#### Task:
Can you transcribe the data exactly? Leave the pictures out.

BEGIN Data for the task

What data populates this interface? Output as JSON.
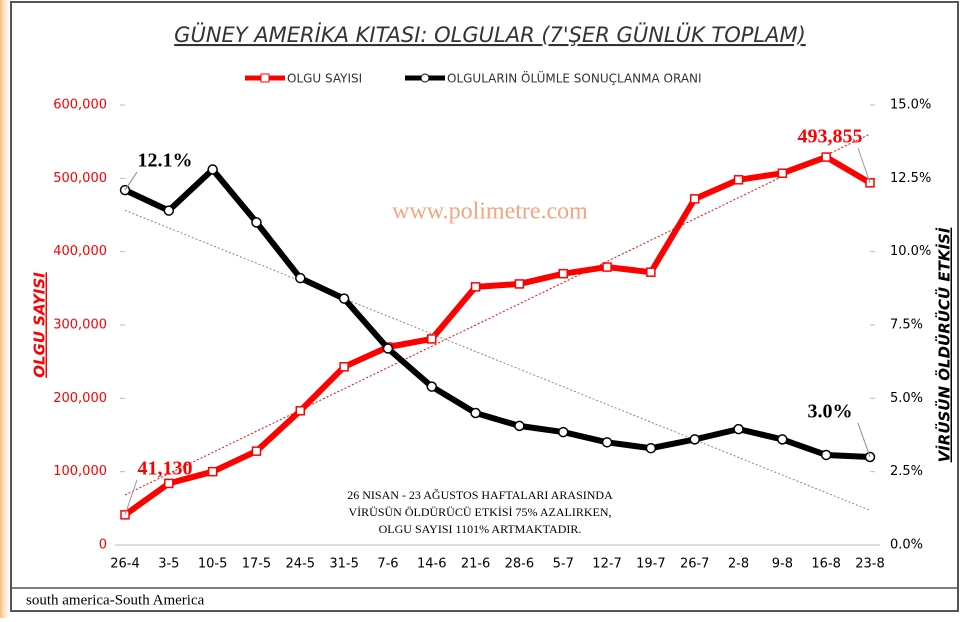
{
  "chart_data": {
    "type": "line",
    "title": "GÜNEY AMERİKA KITASI: OLGULAR (7'ŞER GÜNLÜK TOPLAM)",
    "ylabel": "OLGU SAYISI",
    "y2label": "VİRÜSÜN ÖLDÜRÜCÜ ETKİSİ",
    "watermark": "www.polimetre.com",
    "annotation": [
      "26 NISAN - 23 AĞUSTOS  HAFTALARI ARASINDA",
      "VİRÜSÜN  ÖLDÜRÜCÜ  ETKİSİ 75% AZALIRKEN,",
      "OLGU SAYISI  1101%  ARTMAKTADIR."
    ],
    "footer": "south america-South America",
    "categories": [
      "26-4",
      "3-5",
      "10-5",
      "17-5",
      "24-5",
      "31-5",
      "7-6",
      "14-6",
      "21-6",
      "28-6",
      "5-7",
      "12-7",
      "19-7",
      "26-7",
      "2-8",
      "9-8",
      "16-8",
      "23-8"
    ],
    "series": [
      {
        "name": "OLGU SAYISI",
        "color": "#ff0000",
        "axis": "y",
        "values": [
          41130,
          84000,
          100000,
          128000,
          183000,
          243000,
          270000,
          281000,
          352000,
          356000,
          370000,
          379000,
          372000,
          472000,
          498000,
          507000,
          529000,
          493855
        ],
        "value_labels": [
          "41,130",
          null,
          null,
          null,
          null,
          null,
          null,
          null,
          null,
          null,
          null,
          null,
          null,
          null,
          null,
          null,
          null,
          "493,855"
        ]
      },
      {
        "name": "OLGULARIN ÖLÜMLE SONUÇLANMA ORANI",
        "color": "#000000",
        "axis": "y2",
        "values": [
          12.1,
          11.4,
          12.8,
          11.0,
          9.1,
          8.4,
          6.7,
          5.4,
          4.5,
          4.06,
          3.85,
          3.5,
          3.3,
          3.6,
          3.95,
          3.6,
          3.07,
          3.0
        ],
        "value_labels": [
          "12.1%",
          null,
          null,
          null,
          null,
          null,
          null,
          null,
          null,
          null,
          null,
          null,
          null,
          null,
          null,
          null,
          null,
          "3.0%"
        ]
      }
    ],
    "ylim": [
      0,
      600000
    ],
    "yticks": [
      0,
      {
        "value": 100000,
        "label": "100,000"
      },
      {
        "value": 200000,
        "label": "200,000"
      },
      {
        "value": 300000,
        "label": "300,000"
      },
      {
        "value": 400000,
        "label": "400,000"
      },
      {
        "value": 500000,
        "label": "500,000"
      },
      {
        "value": 600000,
        "label": "600,000"
      }
    ],
    "y2lim": [
      0,
      15
    ],
    "y2ticks": [
      {
        "value": 0,
        "label": "0.0%"
      },
      {
        "value": 2.5,
        "label": "2.5%"
      },
      {
        "value": 5,
        "label": "5.0%"
      },
      {
        "value": 7.5,
        "label": "7.5%"
      },
      {
        "value": 10,
        "label": "10.0%"
      },
      {
        "value": 12.5,
        "label": "12.5%"
      },
      {
        "value": 15,
        "label": "15.0%"
      }
    ],
    "trendlines": true,
    "legend": "top"
  }
}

END Data for the task

#### Right answer:
What data populates this interface? Output as JSON.
{
  "chart_data": {
    "type": "line",
    "title": "GÜNEY AMERİKA KITASI: OLGULAR (7'ŞER GÜNLÜK TOPLAM)",
    "ylabel": "OLGU SAYISI",
    "y2label": "VİRÜSÜN ÖLDÜRÜCÜ ETKİSİ",
    "watermark": "www.polimetre.com",
    "annotation": [
      "26 NISAN - 23 AĞUSTOS  HAFTALARI ARASINDA",
      "VİRÜSÜN  ÖLDÜRÜCÜ  ETKİSİ 75% AZALIRKEN,",
      "OLGU SAYISI  1101%  ARTMAKTADIR."
    ],
    "footer": "south america-South America",
    "categories": [
      "26-4",
      "3-5",
      "10-5",
      "17-5",
      "24-5",
      "31-5",
      "7-6",
      "14-6",
      "21-6",
      "28-6",
      "5-7",
      "12-7",
      "19-7",
      "26-7",
      "2-8",
      "9-8",
      "16-8",
      "23-8"
    ],
    "series": [
      {
        "name": "OLGU SAYISI",
        "color": "#ff0000",
        "axis": "y",
        "values": [
          41130,
          84000,
          100000,
          128000,
          183000,
          243000,
          270000,
          281000,
          352000,
          356000,
          370000,
          379000,
          372000,
          472000,
          498000,
          507000,
          529000,
          493855
        ],
        "value_labels": [
          "41,130",
          null,
          null,
          null,
          null,
          null,
          null,
          null,
          null,
          null,
          null,
          null,
          null,
          null,
          null,
          null,
          null,
          "493,855"
        ]
      },
      {
        "name": "OLGULARIN ÖLÜMLE SONUÇLANMA ORANI",
        "color": "#000000",
        "axis": "y2",
        "values": [
          12.1,
          11.4,
          12.8,
          11.0,
          9.1,
          8.4,
          6.7,
          5.4,
          4.5,
          4.06,
          3.85,
          3.5,
          3.3,
          3.6,
          3.95,
          3.6,
          3.07,
          3.0
        ],
        "value_labels": [
          "12.1%",
          null,
          null,
          null,
          null,
          null,
          null,
          null,
          null,
          null,
          null,
          null,
          null,
          null,
          null,
          null,
          null,
          "3.0%"
        ]
      }
    ],
    "ylim": [
      0,
      600000
    ],
    "yticks": [
      0,
      {
        "value": 100000,
        "label": "100,000"
      },
      {
        "value": 200000,
        "label": "200,000"
      },
      {
        "value": 300000,
        "label": "300,000"
      },
      {
        "value": 400000,
        "label": "400,000"
      },
      {
        "value": 500000,
        "label": "500,000"
      },
      {
        "value": 600000,
        "label": "600,000"
      }
    ],
    "y2lim": [
      0,
      15
    ],
    "y2ticks": [
      {
        "value": 0,
        "label": "0.0%"
      },
      {
        "value": 2.5,
        "label": "2.5%"
      },
      {
        "value": 5,
        "label": "5.0%"
      },
      {
        "value": 7.5,
        "label": "7.5%"
      },
      {
        "value": 10,
        "label": "10.0%"
      },
      {
        "value": 12.5,
        "label": "12.5%"
      },
      {
        "value": 15,
        "label": "15.0%"
      }
    ],
    "trendlines": true,
    "legend": "top"
  }
}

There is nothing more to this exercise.